## BEGIN Given data

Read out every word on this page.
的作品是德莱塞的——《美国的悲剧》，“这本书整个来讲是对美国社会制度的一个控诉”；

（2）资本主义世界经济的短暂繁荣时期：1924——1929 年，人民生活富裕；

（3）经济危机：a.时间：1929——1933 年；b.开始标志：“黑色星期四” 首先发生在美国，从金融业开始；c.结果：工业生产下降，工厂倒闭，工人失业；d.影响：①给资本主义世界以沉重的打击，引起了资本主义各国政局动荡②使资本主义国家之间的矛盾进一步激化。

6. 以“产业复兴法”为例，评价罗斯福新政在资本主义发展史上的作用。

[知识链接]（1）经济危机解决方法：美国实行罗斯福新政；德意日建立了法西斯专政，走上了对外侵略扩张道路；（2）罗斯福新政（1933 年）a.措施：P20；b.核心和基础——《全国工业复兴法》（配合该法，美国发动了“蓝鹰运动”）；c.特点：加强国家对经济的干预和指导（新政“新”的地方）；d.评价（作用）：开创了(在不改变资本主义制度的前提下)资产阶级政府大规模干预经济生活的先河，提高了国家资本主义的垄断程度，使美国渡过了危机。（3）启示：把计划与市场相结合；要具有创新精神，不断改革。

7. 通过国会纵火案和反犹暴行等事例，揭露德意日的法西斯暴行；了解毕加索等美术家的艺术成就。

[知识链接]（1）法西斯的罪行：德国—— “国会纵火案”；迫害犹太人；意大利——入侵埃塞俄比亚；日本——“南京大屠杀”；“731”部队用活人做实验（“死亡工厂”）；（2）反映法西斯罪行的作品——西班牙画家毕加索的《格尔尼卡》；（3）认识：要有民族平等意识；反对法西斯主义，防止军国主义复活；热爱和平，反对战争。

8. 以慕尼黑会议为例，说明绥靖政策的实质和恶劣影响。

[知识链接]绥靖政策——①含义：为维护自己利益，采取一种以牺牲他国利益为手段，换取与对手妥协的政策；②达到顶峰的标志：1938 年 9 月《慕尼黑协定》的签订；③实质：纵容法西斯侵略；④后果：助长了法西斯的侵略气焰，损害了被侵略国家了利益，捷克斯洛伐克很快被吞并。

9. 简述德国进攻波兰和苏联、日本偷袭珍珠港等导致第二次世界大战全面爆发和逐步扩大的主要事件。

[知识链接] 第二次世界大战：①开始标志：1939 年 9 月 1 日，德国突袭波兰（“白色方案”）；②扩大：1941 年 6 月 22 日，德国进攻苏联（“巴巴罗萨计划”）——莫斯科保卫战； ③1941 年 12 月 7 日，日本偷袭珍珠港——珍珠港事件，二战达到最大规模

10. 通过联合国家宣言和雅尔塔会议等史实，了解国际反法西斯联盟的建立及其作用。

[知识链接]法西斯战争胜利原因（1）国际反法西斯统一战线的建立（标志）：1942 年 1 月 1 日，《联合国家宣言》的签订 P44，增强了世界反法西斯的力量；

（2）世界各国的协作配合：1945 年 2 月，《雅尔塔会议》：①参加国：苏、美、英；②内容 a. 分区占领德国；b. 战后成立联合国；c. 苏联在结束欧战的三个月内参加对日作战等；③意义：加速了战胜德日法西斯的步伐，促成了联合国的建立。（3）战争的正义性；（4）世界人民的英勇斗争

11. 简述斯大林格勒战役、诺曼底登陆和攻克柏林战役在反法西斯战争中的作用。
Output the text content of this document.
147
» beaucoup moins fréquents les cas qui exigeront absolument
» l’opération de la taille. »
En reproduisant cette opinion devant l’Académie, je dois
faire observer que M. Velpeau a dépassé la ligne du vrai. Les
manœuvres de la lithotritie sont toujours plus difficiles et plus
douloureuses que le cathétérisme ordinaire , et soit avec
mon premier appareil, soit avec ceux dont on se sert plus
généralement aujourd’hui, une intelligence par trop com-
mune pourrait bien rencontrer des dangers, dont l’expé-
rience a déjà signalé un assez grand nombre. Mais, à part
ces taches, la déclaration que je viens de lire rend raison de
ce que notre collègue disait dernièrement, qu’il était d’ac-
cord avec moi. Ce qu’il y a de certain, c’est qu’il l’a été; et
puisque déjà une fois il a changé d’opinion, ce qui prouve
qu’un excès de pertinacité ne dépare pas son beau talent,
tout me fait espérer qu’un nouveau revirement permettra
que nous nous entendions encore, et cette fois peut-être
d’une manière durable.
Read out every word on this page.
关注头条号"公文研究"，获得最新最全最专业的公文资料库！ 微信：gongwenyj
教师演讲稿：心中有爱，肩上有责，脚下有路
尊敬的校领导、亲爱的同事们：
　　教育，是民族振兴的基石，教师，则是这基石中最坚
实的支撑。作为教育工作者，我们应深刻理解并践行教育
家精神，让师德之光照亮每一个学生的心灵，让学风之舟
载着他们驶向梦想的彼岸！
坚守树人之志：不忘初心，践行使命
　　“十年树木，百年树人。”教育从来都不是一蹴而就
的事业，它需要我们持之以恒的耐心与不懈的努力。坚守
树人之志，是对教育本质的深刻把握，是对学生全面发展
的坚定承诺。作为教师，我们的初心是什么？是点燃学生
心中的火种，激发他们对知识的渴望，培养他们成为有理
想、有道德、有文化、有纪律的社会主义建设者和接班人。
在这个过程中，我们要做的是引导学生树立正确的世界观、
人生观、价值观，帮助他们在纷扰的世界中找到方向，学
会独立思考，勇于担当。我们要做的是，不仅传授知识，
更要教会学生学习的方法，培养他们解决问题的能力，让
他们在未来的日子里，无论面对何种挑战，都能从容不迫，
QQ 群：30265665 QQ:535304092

## END Given data

Work required
Reproduce each record exactly, leaving nothing out.

Solution below
Read out every word on this page.
的作品是德莱塞的——《美国的悲剧》，“这本书整个来讲是对美国社会制度的一个控诉”；

（2）资本主义世界经济的短暂繁荣时期：1924——1929 年，人民生活富裕；

（3）经济危机：a.时间：1929——1933 年；b.开始标志：“黑色星期四” 首先发生在美国，从金融业开始；c.结果：工业生产下降，工厂倒闭，工人失业；d.影响：①给资本主义世界以沉重的打击，引起了资本主义各国政局动荡②使资本主义国家之间的矛盾进一步激化。

6. 以“产业复兴法”为例，评价罗斯福新政在资本主义发展史上的作用。

[知识链接]（1）经济危机解决方法：美国实行罗斯福新政；德意日建立了法西斯专政，走上了对外侵略扩张道路；（2）罗斯福新政（1933 年）a.措施：P20；b.核心和基础——《全国工业复兴法》（配合该法，美国发动了“蓝鹰运动”）；c.特点：加强国家对经济的干预和指导（新政“新”的地方）；d.评价（作用）：开创了(在不改变资本主义制度的前提下)资产阶级政府大规模干预经济生活的先河，提高了国家资本主义的垄断程度，使美国渡过了危机。（3）启示：把计划与市场相结合；要具有创新精神，不断改革。

7. 通过国会纵火案和反犹暴行等事例，揭露德意日的法西斯暴行；了解毕加索等美术家的艺术成就。

[知识链接]（1）法西斯的罪行：德国—— “国会纵火案”；迫害犹太人；意大利——入侵埃塞俄比亚；日本——“南京大屠杀”；“731”部队用活人做实验（“死亡工厂”）；（2）反映法西斯罪行的作品——西班牙画家毕加索的《格尔尼卡》；（3）认识：要有民族平等意识；反对法西斯主义，防止军国主义复活；热爱和平，反对战争。

8. 以慕尼黑会议为例，说明绥靖政策的实质和恶劣影响。

[知识链接]绥靖政策——①含义：为维护自己利益，采取一种以牺牲他国利益为手段，换取与对手妥协的政策；②达到顶峰的标志：1938 年 9 月《慕尼黑协定》的签订；③实质：纵容法西斯侵略；④后果：助长了法西斯的侵略气焰，损害了被侵略国家了利益，捷克斯洛伐克很快被吞并。

9. 简述德国进攻波兰和苏联、日本偷袭珍珠港等导致第二次世界大战全面爆发和逐步扩大的主要事件。

[知识链接] 第二次世界大战：①开始标志：1939 年 9 月 1 日，德国突袭波兰（“白色方案”）；②扩大：1941 年 6 月 22 日，德国进攻苏联（“巴巴罗萨计划”）——莫斯科保卫战； ③1941 年 12 月 7 日，日本偷袭珍珠港——珍珠港事件，二战达到最大规模

10. 通过联合国家宣言和雅尔塔会议等史实，了解国际反法西斯联盟的建立及其作用。

[知识链接]法西斯战争胜利原因（1）国际反法西斯统一战线的建立（标志）：1942 年 1 月 1 日，《联合国家宣言》的签订 P44，增强了世界反法西斯的力量；

（2）世界各国的协作配合：1945 年 2 月，《雅尔塔会议》：①参加国：苏、美、英；②内容 a. 分区占领德国；b. 战后成立联合国；c. 苏联在结束欧战的三个月内参加对日作战等；③意义：加速了战胜德日法西斯的步伐，促成了联合国的建立。（3）战争的正义性；（4）世界人民的英勇斗争

11. 简述斯大林格勒战役、诺曼底登陆和攻克柏林战役在反法西斯战争中的作用。
Output the text content of this document.
147
» beaucoup moins fréquents les cas qui exigeront absolument
» l’opération de la taille. »
En reproduisant cette opinion devant l’Académie, je dois
faire observer que M. Velpeau a dépassé la ligne du vrai. Les
manœuvres de la lithotritie sont toujours plus difficiles et plus
douloureuses que le cathétérisme ordinaire , et soit avec
mon premier appareil, soit avec ceux dont on se sert plus
généralement aujourd’hui, une intelligence par trop com-
mune pourrait bien rencontrer des dangers, dont l’expé-
rience a déjà signalé un assez grand nombre. Mais, à part
ces taches, la déclaration que je viens de lire rend raison de
ce que notre collègue disait dernièrement, qu’il était d’ac-
cord avec moi. Ce qu’il y a de certain, c’est qu’il l’a été; et
puisque déjà une fois il a changé d’opinion, ce qui prouve
qu’un excès de pertinacité ne dépare pas son beau talent,
tout me fait espérer qu’un nouveau revirement permettra
que nous nous entendions encore, et cette fois peut-être
d’une manière durable.
Read out every word on this page.
关注头条号"公文研究"，获得最新最全最专业的公文资料库！ 微信：gongwenyj
教师演讲稿：心中有爱，肩上有责，脚下有路
尊敬的校领导、亲爱的同事们：
　　教育，是民族振兴的基石，教师，则是这基石中最坚
实的支撑。作为教育工作者，我们应深刻理解并践行教育
家精神，让师德之光照亮每一个学生的心灵，让学风之舟
载着他们驶向梦想的彼岸！
坚守树人之志：不忘初心，践行使命
　　“十年树木，百年树人。”教育从来都不是一蹴而就
的事业，它需要我们持之以恒的耐心与不懈的努力。坚守
树人之志，是对教育本质的深刻把握，是对学生全面发展
的坚定承诺。作为教师，我们的初心是什么？是点燃学生
心中的火种，激发他们对知识的渴望，培养他们成为有理
想、有道德、有文化、有纪律的社会主义建设者和接班人。
在这个过程中，我们要做的是引导学生树立正确的世界观、
人生观、价值观，帮助他们在纷扰的世界中找到方向，学
会独立思考，勇于担当。我们要做的是，不仅传授知识，
更要教会学生学习的方法，培养他们解决问题的能力，让
他们在未来的日子里，无论面对何种挑战，都能从容不迫，
QQ 群：30265665 QQ:535304092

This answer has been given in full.